**Task goal**:
List each line of the data in which the string "illustration" appears.
---------- Stored records ----------
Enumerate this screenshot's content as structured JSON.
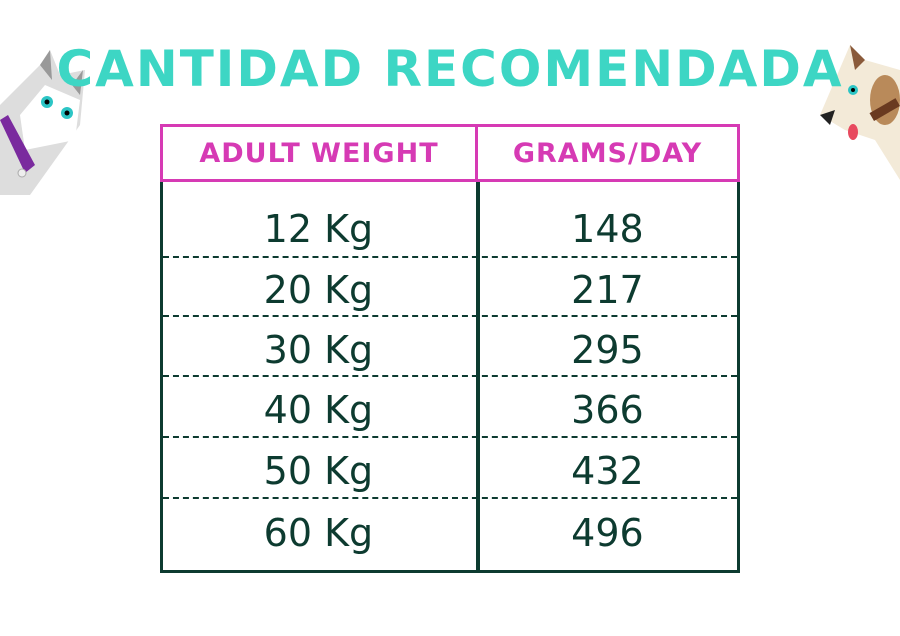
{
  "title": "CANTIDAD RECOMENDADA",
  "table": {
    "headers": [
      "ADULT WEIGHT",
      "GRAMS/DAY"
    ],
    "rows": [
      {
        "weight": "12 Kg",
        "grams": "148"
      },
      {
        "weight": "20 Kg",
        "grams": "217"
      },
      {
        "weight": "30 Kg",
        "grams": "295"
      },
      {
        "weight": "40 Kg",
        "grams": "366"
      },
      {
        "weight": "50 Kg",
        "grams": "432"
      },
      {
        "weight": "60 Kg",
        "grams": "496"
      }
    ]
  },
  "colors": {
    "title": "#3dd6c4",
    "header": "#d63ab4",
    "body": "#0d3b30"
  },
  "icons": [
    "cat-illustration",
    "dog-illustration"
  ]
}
----------
---------- Stored records ----------
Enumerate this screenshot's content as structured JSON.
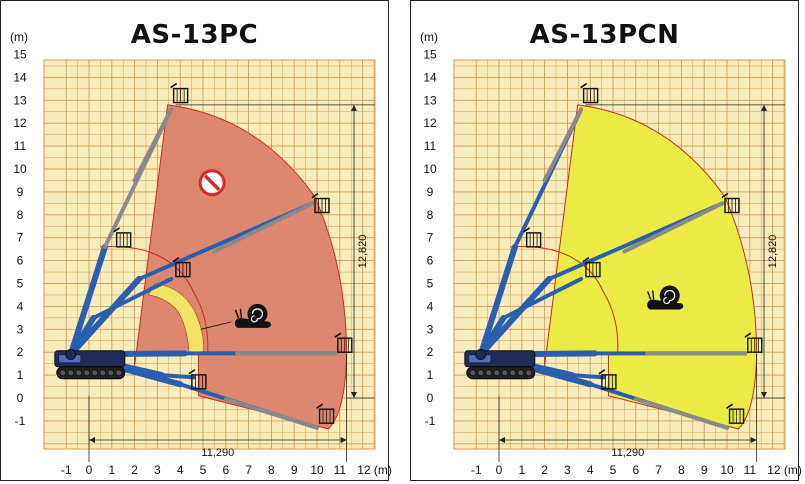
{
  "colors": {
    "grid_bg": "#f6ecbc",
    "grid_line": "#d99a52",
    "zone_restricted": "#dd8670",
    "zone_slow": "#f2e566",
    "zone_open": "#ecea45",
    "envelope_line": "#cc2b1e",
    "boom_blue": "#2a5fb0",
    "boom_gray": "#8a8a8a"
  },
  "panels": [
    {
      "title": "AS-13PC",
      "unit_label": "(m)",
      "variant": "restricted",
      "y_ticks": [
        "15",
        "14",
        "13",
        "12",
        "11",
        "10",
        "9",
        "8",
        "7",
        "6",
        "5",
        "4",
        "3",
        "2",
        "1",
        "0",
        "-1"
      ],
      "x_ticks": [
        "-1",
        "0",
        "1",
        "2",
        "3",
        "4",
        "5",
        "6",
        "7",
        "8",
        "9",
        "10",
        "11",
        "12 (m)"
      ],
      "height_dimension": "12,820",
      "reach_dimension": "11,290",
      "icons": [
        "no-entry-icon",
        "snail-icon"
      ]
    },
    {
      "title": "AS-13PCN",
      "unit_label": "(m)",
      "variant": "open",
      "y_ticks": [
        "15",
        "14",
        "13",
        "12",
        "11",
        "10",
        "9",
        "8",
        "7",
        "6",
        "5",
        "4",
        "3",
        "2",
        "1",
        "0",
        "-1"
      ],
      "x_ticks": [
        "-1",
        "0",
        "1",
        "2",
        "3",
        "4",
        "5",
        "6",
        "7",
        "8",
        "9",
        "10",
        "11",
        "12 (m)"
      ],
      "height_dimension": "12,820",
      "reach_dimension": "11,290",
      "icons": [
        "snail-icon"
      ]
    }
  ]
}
----------
**Written answer**:
    "cat-illustration",
    "dog-illustration"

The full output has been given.